Objective: How many lines of these entries hold the string "photo"? Reply with the number alone.

BEGIN Data supplied

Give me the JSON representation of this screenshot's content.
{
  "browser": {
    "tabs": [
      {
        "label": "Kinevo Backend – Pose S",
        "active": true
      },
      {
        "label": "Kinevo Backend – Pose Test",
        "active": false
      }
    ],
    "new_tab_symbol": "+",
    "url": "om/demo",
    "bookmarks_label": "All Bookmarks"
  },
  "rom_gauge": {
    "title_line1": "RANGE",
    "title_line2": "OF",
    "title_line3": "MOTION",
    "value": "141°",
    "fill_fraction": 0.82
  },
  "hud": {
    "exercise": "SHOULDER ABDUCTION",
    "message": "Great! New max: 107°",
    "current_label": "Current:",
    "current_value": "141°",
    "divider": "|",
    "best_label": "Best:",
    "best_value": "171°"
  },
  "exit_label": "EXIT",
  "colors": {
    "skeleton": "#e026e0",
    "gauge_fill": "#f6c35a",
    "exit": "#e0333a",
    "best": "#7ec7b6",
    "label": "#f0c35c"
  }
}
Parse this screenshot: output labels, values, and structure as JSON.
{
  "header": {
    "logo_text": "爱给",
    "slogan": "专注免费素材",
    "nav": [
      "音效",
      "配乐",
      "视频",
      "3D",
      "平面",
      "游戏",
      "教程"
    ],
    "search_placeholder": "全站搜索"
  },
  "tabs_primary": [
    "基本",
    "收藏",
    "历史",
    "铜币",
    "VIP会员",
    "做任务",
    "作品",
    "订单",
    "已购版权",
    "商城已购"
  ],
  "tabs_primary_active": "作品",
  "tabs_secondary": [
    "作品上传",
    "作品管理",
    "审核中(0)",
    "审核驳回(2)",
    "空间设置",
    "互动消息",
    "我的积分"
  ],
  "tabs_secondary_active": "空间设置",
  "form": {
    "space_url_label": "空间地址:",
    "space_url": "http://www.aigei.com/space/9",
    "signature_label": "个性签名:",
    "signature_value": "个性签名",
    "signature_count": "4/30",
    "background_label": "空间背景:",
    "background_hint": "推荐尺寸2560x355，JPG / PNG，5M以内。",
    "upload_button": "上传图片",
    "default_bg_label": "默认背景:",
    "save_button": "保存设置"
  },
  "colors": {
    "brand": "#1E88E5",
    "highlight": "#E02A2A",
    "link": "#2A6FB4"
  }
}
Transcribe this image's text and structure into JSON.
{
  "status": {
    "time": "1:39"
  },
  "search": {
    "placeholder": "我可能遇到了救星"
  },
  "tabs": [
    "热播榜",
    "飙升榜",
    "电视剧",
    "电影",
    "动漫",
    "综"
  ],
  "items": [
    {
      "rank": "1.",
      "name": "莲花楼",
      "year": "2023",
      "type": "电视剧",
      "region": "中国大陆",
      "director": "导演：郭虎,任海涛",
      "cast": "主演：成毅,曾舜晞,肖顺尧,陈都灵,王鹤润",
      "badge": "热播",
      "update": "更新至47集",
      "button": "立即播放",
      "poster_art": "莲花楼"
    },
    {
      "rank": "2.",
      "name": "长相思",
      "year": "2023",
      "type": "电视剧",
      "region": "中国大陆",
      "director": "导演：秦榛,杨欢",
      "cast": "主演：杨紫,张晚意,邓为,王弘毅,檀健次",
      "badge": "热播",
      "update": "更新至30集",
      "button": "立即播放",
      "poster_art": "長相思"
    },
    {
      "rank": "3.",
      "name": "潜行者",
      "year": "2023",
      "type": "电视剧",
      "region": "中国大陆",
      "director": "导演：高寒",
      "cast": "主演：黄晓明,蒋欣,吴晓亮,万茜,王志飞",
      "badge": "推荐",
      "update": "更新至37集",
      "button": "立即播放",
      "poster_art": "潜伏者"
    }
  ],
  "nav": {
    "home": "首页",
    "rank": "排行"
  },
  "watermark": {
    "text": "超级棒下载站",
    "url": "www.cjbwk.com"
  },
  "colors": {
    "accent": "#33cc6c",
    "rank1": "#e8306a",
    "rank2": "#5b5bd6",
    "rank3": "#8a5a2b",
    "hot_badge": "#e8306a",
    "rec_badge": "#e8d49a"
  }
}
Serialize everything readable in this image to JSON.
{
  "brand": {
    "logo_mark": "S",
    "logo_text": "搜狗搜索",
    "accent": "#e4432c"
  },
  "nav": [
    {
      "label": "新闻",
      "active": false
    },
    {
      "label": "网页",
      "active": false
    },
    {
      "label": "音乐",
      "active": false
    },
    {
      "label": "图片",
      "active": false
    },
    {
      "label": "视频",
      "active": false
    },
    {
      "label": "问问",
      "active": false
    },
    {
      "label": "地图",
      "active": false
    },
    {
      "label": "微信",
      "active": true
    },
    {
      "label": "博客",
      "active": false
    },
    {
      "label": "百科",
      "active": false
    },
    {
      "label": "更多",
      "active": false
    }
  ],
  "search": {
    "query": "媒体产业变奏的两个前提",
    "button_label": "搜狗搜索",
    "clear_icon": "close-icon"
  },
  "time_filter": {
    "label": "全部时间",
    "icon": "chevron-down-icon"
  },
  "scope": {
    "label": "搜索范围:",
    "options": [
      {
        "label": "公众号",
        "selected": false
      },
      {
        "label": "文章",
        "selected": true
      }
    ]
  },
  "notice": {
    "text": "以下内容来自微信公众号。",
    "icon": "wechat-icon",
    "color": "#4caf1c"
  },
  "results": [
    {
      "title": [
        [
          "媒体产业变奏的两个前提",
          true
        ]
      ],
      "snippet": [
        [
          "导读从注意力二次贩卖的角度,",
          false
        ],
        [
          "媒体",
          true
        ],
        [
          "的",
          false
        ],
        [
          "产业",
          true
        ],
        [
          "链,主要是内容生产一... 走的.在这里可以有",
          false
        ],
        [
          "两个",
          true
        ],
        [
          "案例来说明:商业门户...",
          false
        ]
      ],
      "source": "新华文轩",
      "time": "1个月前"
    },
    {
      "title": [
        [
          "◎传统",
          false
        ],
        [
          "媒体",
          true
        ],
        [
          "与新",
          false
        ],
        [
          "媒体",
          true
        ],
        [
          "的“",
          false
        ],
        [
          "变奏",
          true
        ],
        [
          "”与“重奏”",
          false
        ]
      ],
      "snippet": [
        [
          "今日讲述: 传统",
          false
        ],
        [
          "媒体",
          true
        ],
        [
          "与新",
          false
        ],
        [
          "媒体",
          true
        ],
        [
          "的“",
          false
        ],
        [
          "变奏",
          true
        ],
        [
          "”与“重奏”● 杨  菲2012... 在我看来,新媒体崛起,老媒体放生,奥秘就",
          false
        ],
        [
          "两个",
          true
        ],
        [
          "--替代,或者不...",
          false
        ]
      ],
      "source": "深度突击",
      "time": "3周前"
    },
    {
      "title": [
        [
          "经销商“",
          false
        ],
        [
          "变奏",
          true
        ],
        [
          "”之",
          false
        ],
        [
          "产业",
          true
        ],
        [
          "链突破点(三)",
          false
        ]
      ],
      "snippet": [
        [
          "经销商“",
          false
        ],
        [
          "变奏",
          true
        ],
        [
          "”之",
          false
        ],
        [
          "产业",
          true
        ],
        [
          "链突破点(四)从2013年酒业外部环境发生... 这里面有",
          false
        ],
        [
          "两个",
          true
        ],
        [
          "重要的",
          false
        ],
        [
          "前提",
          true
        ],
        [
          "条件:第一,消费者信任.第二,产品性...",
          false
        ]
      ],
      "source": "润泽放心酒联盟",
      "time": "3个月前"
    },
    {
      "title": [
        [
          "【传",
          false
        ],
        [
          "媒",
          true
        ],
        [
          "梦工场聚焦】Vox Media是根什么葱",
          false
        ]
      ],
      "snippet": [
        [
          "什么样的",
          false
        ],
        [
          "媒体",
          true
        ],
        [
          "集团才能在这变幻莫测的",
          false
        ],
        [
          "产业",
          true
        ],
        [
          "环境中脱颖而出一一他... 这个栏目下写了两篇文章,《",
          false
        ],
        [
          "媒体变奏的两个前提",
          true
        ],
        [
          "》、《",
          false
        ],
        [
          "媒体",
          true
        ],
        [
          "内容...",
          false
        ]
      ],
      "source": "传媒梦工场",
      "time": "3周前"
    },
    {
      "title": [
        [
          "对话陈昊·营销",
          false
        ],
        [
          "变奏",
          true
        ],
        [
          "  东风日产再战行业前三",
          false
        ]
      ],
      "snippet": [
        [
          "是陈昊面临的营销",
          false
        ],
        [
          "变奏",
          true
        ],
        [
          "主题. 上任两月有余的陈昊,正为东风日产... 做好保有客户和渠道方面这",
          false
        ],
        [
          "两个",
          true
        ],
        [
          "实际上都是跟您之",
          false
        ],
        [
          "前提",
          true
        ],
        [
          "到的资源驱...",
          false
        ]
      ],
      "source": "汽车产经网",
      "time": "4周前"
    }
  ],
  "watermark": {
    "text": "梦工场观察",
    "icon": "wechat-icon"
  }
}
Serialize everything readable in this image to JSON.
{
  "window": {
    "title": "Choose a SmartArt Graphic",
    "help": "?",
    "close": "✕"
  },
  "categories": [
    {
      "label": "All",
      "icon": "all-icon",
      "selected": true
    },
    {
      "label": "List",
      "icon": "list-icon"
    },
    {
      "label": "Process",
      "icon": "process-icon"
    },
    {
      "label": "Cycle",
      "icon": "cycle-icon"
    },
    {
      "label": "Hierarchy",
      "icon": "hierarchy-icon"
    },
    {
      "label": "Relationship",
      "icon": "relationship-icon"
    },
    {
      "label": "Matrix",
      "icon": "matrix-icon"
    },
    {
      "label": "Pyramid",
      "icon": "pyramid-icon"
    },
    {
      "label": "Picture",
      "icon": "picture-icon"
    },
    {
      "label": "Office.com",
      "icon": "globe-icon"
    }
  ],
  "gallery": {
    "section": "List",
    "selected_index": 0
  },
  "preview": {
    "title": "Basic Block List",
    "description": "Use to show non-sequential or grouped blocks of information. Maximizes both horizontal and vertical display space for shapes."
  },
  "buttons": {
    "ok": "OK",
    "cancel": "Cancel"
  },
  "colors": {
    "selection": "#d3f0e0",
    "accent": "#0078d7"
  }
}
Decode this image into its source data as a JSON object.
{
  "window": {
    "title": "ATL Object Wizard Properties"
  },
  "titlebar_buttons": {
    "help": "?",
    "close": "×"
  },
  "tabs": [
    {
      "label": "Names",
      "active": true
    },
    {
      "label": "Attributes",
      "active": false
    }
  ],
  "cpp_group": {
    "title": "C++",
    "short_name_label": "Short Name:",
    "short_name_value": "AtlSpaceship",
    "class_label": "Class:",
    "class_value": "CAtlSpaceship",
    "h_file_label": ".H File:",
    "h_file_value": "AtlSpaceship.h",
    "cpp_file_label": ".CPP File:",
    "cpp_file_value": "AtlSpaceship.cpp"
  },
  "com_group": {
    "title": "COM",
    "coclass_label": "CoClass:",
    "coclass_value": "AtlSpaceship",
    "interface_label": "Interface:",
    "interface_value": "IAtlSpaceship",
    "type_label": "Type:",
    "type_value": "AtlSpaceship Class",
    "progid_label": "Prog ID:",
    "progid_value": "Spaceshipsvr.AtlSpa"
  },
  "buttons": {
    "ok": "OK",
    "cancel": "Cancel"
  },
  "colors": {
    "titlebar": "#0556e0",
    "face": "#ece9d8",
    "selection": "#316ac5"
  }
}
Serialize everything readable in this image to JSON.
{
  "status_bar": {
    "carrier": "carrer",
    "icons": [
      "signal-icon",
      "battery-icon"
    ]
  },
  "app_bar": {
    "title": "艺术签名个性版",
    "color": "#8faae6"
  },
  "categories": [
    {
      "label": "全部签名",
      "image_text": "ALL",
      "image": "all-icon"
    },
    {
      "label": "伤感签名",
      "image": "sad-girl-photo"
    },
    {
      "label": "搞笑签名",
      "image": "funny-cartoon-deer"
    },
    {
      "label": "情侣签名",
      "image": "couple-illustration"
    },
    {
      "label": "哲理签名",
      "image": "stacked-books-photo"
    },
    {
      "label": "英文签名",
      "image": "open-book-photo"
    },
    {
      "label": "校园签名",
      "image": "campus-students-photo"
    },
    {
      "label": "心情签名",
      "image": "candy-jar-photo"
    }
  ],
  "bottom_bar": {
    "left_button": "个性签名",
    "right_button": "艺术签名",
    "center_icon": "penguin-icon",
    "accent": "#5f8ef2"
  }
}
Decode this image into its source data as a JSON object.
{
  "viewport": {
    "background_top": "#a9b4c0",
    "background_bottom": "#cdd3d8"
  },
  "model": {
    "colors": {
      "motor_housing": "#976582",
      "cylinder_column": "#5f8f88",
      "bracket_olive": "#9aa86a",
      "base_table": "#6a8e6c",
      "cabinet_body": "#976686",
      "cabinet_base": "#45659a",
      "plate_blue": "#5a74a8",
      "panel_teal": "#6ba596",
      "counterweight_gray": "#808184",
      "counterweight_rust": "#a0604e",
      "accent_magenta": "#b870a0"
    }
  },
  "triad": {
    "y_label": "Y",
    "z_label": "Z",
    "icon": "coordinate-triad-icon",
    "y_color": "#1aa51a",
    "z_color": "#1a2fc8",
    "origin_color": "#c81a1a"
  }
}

END Data supplied

Answer for this exercise: 5